**Exercise directions**
From the entries provided below, copy each line that contains the word "Estimated".

▬▬▬▬▬▬▬▬▬▬

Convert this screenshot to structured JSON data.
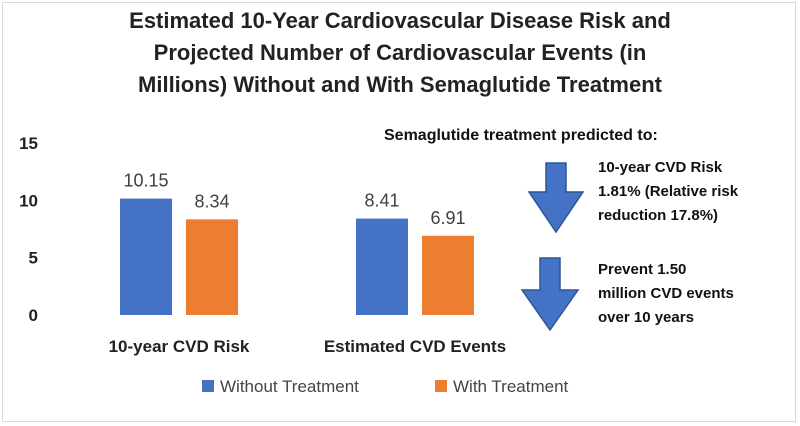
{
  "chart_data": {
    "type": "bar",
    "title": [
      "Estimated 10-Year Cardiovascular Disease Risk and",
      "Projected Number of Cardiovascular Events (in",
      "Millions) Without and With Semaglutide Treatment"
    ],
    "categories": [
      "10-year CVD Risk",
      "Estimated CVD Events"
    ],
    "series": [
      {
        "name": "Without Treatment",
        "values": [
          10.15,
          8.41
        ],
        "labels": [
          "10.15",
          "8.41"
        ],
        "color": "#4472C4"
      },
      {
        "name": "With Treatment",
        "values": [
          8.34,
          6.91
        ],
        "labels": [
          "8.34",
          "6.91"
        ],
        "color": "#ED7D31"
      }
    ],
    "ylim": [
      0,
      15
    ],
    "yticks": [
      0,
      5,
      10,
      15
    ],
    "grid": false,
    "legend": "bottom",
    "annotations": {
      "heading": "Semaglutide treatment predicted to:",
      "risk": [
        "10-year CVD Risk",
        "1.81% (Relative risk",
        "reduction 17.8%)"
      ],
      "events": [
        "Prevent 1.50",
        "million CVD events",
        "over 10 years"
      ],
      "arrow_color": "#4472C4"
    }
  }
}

▬▬▬▬▬▬▬▬▬▬

**Expected answer**
      "Estimated 10-Year Cardiovascular Disease Risk and",
      "Estimated CVD Events"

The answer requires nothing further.